═════ Given information

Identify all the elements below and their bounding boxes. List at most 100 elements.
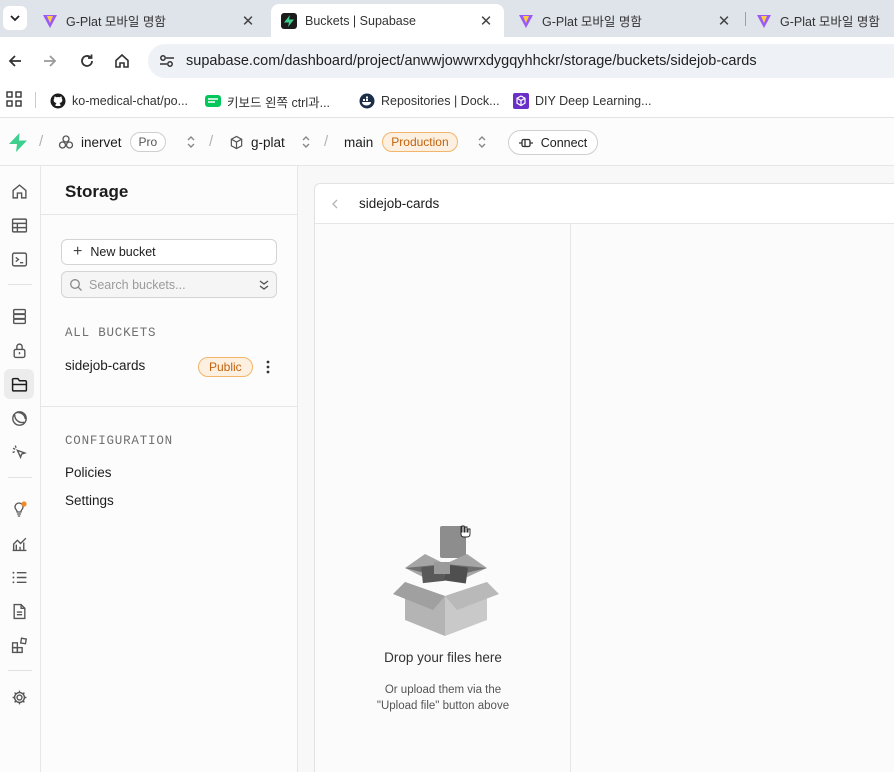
globe-icon bbox=[11, 410, 27, 426]
tab-search-menu-button[interactable] bbox=[3, 6, 27, 30]
reload-button[interactable] bbox=[75, 49, 99, 73]
forward-button[interactable] bbox=[38, 49, 62, 73]
vite-logo-icon bbox=[519, 14, 533, 28]
database-icon bbox=[12, 308, 26, 324]
apps-grid-icon[interactable] bbox=[6, 91, 22, 107]
nav-storage[interactable] bbox=[4, 369, 34, 399]
nav-table-editor[interactable] bbox=[4, 210, 34, 240]
bucket-name: sidejob-cards bbox=[65, 358, 146, 373]
home-icon bbox=[11, 183, 27, 199]
sort-chevrons-icon[interactable] bbox=[258, 278, 270, 292]
github-icon bbox=[50, 93, 66, 109]
tab-title: G-Plat 모바일 명함 bbox=[542, 15, 642, 29]
file-explorer-header: sidejob-cards bbox=[315, 184, 894, 224]
home-icon bbox=[115, 53, 129, 68]
search-icon bbox=[70, 279, 82, 291]
browser-toolbar: supabase.com/dashboard/project/anwwjowwr… bbox=[0, 37, 894, 85]
nav-database[interactable] bbox=[4, 301, 34, 331]
reload-icon bbox=[81, 54, 93, 67]
browser-tab-4[interactable]: G-Plat 모바일 명함 bbox=[746, 4, 894, 37]
nav-api-docs[interactable] bbox=[4, 596, 34, 626]
chevrons-up-down-icon[interactable] bbox=[477, 134, 487, 150]
bucket-title: sidejob-cards bbox=[359, 196, 440, 211]
home-button[interactable] bbox=[110, 49, 134, 73]
arrow-right-icon bbox=[44, 55, 57, 67]
nav-realtime[interactable] bbox=[4, 437, 34, 467]
nav-sql-editor[interactable] bbox=[4, 244, 34, 274]
main-nav-rail bbox=[0, 166, 41, 772]
storage-icon bbox=[11, 377, 27, 392]
nav-separator bbox=[8, 477, 32, 478]
connect-button[interactable]: Connect bbox=[508, 130, 598, 155]
branch-selector[interactable]: main Production bbox=[344, 118, 458, 166]
breadcrumb-separator: / bbox=[39, 133, 44, 150]
gear-icon bbox=[12, 690, 26, 704]
close-tab-icon[interactable]: ✕ bbox=[716, 12, 732, 30]
browser-tab-2[interactable]: Buckets | Supabase ✕ bbox=[271, 4, 504, 37]
search-buckets-input[interactable] bbox=[89, 275, 249, 294]
site-settings-icon[interactable] bbox=[158, 52, 176, 70]
branch-name: main bbox=[344, 134, 374, 150]
connect-label: Connect bbox=[540, 135, 588, 150]
plan-badge: Pro bbox=[129, 132, 167, 152]
bookmark-label: Repositories | Dock... bbox=[381, 94, 500, 108]
list-icon bbox=[11, 571, 26, 583]
vite-logo-icon bbox=[757, 14, 771, 28]
chevrons-up-down-icon[interactable] bbox=[186, 134, 196, 150]
drop-files-subtitle-line: "Upload file" button above bbox=[376, 700, 510, 712]
breadcrumb-separator: / bbox=[209, 133, 214, 150]
bookmark-item[interactable]: DIY Deep Learning... bbox=[513, 90, 652, 112]
browser-tab-3[interactable]: G-Plat 모바일 명함 ✕ bbox=[508, 4, 742, 37]
box-icon bbox=[230, 135, 243, 149]
supabase-logo-icon[interactable] bbox=[9, 133, 27, 152]
nav-advisors[interactable] bbox=[4, 494, 34, 524]
close-tab-icon[interactable]: ✕ bbox=[478, 12, 494, 30]
nav-reports[interactable] bbox=[4, 528, 34, 558]
lightbulb-icon bbox=[14, 501, 27, 517]
drop-files-title: Drop your files here bbox=[384, 650, 502, 665]
nav-authentication[interactable] bbox=[4, 335, 34, 365]
org-selector[interactable]: inervet Pro bbox=[58, 118, 167, 166]
project-selector[interactable]: g-plat bbox=[229, 118, 285, 166]
chevron-left-icon[interactable] bbox=[329, 196, 341, 212]
bucket-search bbox=[61, 271, 277, 298]
nav-integrations[interactable] bbox=[4, 630, 34, 660]
policies-link[interactable]: Policies bbox=[65, 465, 112, 480]
close-tab-icon[interactable]: ✕ bbox=[240, 12, 256, 30]
browser-tab-1[interactable]: G-Plat 모바일 명함 ✕ bbox=[32, 4, 266, 37]
chart-icon bbox=[12, 537, 26, 551]
tab-title: G-Plat 모바일 명함 bbox=[66, 15, 166, 29]
bookmark-label: DIY Deep Learning... bbox=[535, 94, 652, 108]
bookmark-item[interactable]: ko-medical-chat/po... bbox=[50, 90, 188, 112]
bookmark-label: 키보드 왼쪽 ctrl과... bbox=[227, 95, 331, 110]
address-bar[interactable]: supabase.com/dashboard/project/anwwjowwr… bbox=[148, 44, 894, 78]
new-bucket-label: New bucket bbox=[90, 245, 156, 259]
sidebar-title: Storage bbox=[65, 182, 129, 201]
url-text: supabase.com/dashboard/project/anwwjowwr… bbox=[186, 53, 757, 69]
blocks-icon bbox=[11, 636, 27, 653]
nav-project-settings[interactable] bbox=[4, 682, 34, 712]
project-name: g-plat bbox=[251, 134, 285, 150]
bookmark-item[interactable]: 키보드 왼쪽 ctrl과... bbox=[205, 90, 330, 112]
document-icon bbox=[12, 603, 26, 619]
nav-logs[interactable] bbox=[4, 562, 34, 592]
org-icon bbox=[58, 135, 74, 149]
chevrons-up-down-icon[interactable] bbox=[301, 134, 311, 150]
plug-icon bbox=[518, 138, 533, 147]
browser-tab-strip: G-Plat 모바일 명함 ✕ Buckets | Supabase ✕ G-P… bbox=[0, 0, 894, 37]
bucket-list-item[interactable]: sidejob-cards Public bbox=[53, 355, 285, 379]
new-bucket-button[interactable]: + New bucket bbox=[61, 239, 277, 265]
open-box-icon bbox=[393, 525, 499, 636]
settings-link[interactable]: Settings bbox=[65, 493, 114, 508]
more-options-icon[interactable] bbox=[263, 357, 273, 377]
bookmark-item[interactable]: Repositories | Dock... bbox=[359, 90, 500, 112]
nav-separator bbox=[8, 284, 32, 285]
supabase-favicon-icon bbox=[281, 12, 297, 29]
main-content: sidejob-cards Drop your files here Or up… bbox=[298, 166, 894, 772]
environment-badge: Production bbox=[382, 132, 458, 152]
nav-home[interactable] bbox=[4, 176, 34, 206]
back-button[interactable] bbox=[3, 49, 27, 73]
lock-icon bbox=[12, 343, 26, 358]
nav-edge-functions[interactable] bbox=[4, 403, 34, 433]
bookmarks-bar: ko-medical-chat/po... 키보드 왼쪽 ctrl과... Re… bbox=[0, 85, 894, 118]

══════════

Reproduce the data above, substituting "clickable" for every instance of "interactable" and keeping everything else unchanged. Omit the pictures.

Identify all the elements below and their bounding boxes. List at most 100 elements.
globe-icon bbox=[11, 410, 27, 426]
tab-search-menu-button[clickable] bbox=[3, 6, 27, 30]
reload-button[clickable] bbox=[75, 49, 99, 73]
forward-button[clickable] bbox=[38, 49, 62, 73]
vite-logo-icon bbox=[519, 14, 533, 28]
database-icon bbox=[12, 308, 26, 324]
apps-grid-icon[clickable] bbox=[6, 91, 22, 107]
nav-storage[clickable] bbox=[4, 369, 34, 399]
nav-table-editor[clickable] bbox=[4, 210, 34, 240]
bucket-name: sidejob-cards bbox=[65, 358, 146, 373]
home-icon bbox=[11, 183, 27, 199]
sort-chevrons-icon[clickable] bbox=[258, 278, 270, 292]
github-icon bbox=[50, 93, 66, 109]
tab-title: G-Plat 모바일 명함 bbox=[542, 15, 642, 29]
file-explorer-header: sidejob-cards bbox=[315, 184, 894, 224]
home-icon bbox=[115, 53, 129, 68]
search-icon bbox=[70, 279, 82, 291]
browser-toolbar: supabase.com/dashboard/project/anwwjowwr… bbox=[0, 37, 894, 85]
nav-database[clickable] bbox=[4, 301, 34, 331]
reload-icon bbox=[81, 54, 93, 67]
browser-tab-4[clickable]: G-Plat 모바일 명함 bbox=[746, 4, 894, 37]
nav-api-docs[clickable] bbox=[4, 596, 34, 626]
chevrons-up-down-icon[clickable] bbox=[477, 134, 487, 150]
bucket-title: sidejob-cards bbox=[359, 196, 440, 211]
home-button[clickable] bbox=[110, 49, 134, 73]
arrow-right-icon bbox=[44, 55, 57, 67]
nav-realtime[clickable] bbox=[4, 437, 34, 467]
nav-sql-editor[clickable] bbox=[4, 244, 34, 274]
main-nav-rail bbox=[0, 166, 41, 772]
storage-icon bbox=[11, 377, 27, 392]
nav-separator bbox=[8, 477, 32, 478]
connect-button[clickable]: Connect bbox=[508, 130, 598, 155]
branch-selector[clickable]: main Production bbox=[344, 118, 458, 166]
breadcrumb-separator: / bbox=[39, 133, 44, 150]
gear-icon bbox=[12, 690, 26, 704]
close-tab-icon[clickable]: ✕ bbox=[716, 12, 732, 30]
browser-tab-2[clickable]: Buckets | Supabase ✕ bbox=[271, 4, 504, 37]
search-buckets-input[clickable] bbox=[89, 275, 249, 294]
site-settings-icon[clickable] bbox=[158, 52, 176, 70]
branch-name: main bbox=[344, 134, 374, 150]
connect-label: Connect bbox=[540, 135, 588, 150]
plan-badge: Pro bbox=[129, 132, 167, 152]
bookmark-label: Repositories | Dock... bbox=[381, 94, 500, 108]
list-icon bbox=[11, 571, 26, 583]
vite-logo-icon bbox=[757, 14, 771, 28]
chevrons-up-down-icon[clickable] bbox=[186, 134, 196, 150]
drop-files-subtitle-line: "Upload file" button above bbox=[376, 700, 510, 712]
breadcrumb-separator: / bbox=[209, 133, 214, 150]
bookmark-item[clickable]: DIY Deep Learning... bbox=[513, 90, 652, 112]
browser-tab-3[clickable]: G-Plat 모바일 명함 ✕ bbox=[508, 4, 742, 37]
box-icon bbox=[230, 135, 243, 149]
supabase-logo-icon[clickable] bbox=[9, 133, 27, 152]
nav-advisors[clickable] bbox=[4, 494, 34, 524]
close-tab-icon[clickable]: ✕ bbox=[478, 12, 494, 30]
nav-reports[clickable] bbox=[4, 528, 34, 558]
lightbulb-icon bbox=[14, 501, 27, 517]
drop-files-title: Drop your files here bbox=[384, 650, 502, 665]
nav-authentication[clickable] bbox=[4, 335, 34, 365]
org-selector[clickable]: inervet Pro bbox=[58, 118, 167, 166]
project-selector[clickable]: g-plat bbox=[229, 118, 285, 166]
chevron-left-icon[clickable] bbox=[329, 196, 341, 212]
bucket-search bbox=[61, 271, 277, 298]
nav-integrations[clickable] bbox=[4, 630, 34, 660]
policies-link[clickable]: Policies bbox=[65, 465, 112, 480]
close-tab-icon[clickable]: ✕ bbox=[240, 12, 256, 30]
browser-tab-1[clickable]: G-Plat 모바일 명함 ✕ bbox=[32, 4, 266, 37]
chart-icon bbox=[12, 537, 26, 551]
tab-title: G-Plat 모바일 명함 bbox=[66, 15, 166, 29]
bookmark-label: DIY Deep Learning... bbox=[535, 94, 652, 108]
bookmark-item[clickable]: ko-medical-chat/po... bbox=[50, 90, 188, 112]
bookmark-label: 키보드 왼쪽 ctrl과... bbox=[227, 95, 331, 110]
address-bar[clickable]: supabase.com/dashboard/project/anwwjowwr… bbox=[148, 44, 894, 78]
new-bucket-label: New bucket bbox=[90, 245, 156, 259]
sidebar-title: Storage bbox=[65, 182, 129, 201]
url-text: supabase.com/dashboard/project/anwwjowwr… bbox=[186, 53, 757, 69]
blocks-icon bbox=[11, 636, 27, 653]
nav-project-settings[clickable] bbox=[4, 682, 34, 712]
project-name: g-plat bbox=[251, 134, 285, 150]
bookmark-item[clickable]: 키보드 왼쪽 ctrl과... bbox=[205, 90, 330, 112]
document-icon bbox=[12, 603, 26, 619]
nav-logs[clickable] bbox=[4, 562, 34, 592]
org-icon bbox=[58, 135, 74, 149]
chevrons-up-down-icon[clickable] bbox=[301, 134, 311, 150]
plug-icon bbox=[518, 138, 533, 147]
browser-tab-strip: G-Plat 모바일 명함 ✕ Buckets | Supabase ✕ G-P… bbox=[0, 0, 894, 37]
bucket-list-item[clickable]: sidejob-cards Public bbox=[53, 355, 285, 379]
new-bucket-button[clickable]: + New bucket bbox=[61, 239, 277, 265]
open-box-icon bbox=[393, 525, 499, 636]
settings-link[clickable]: Settings bbox=[65, 493, 114, 508]
more-options-icon[clickable] bbox=[263, 357, 273, 377]
bookmark-item[clickable]: Repositories | Dock... bbox=[359, 90, 500, 112]
nav-separator bbox=[8, 284, 32, 285]
supabase-favicon-icon bbox=[281, 12, 297, 29]
main-content: sidejob-cards Drop your files here Or up… bbox=[298, 166, 894, 772]
environment-badge: Production bbox=[382, 132, 458, 152]
nav-home[clickable] bbox=[4, 176, 34, 206]
back-button[clickable] bbox=[3, 49, 27, 73]
lock-icon bbox=[12, 343, 26, 358]
nav-edge-functions[clickable] bbox=[4, 403, 34, 433]
bookmarks-bar: ko-medical-chat/po... 키보드 왼쪽 ctrl과... Re… bbox=[0, 85, 894, 118]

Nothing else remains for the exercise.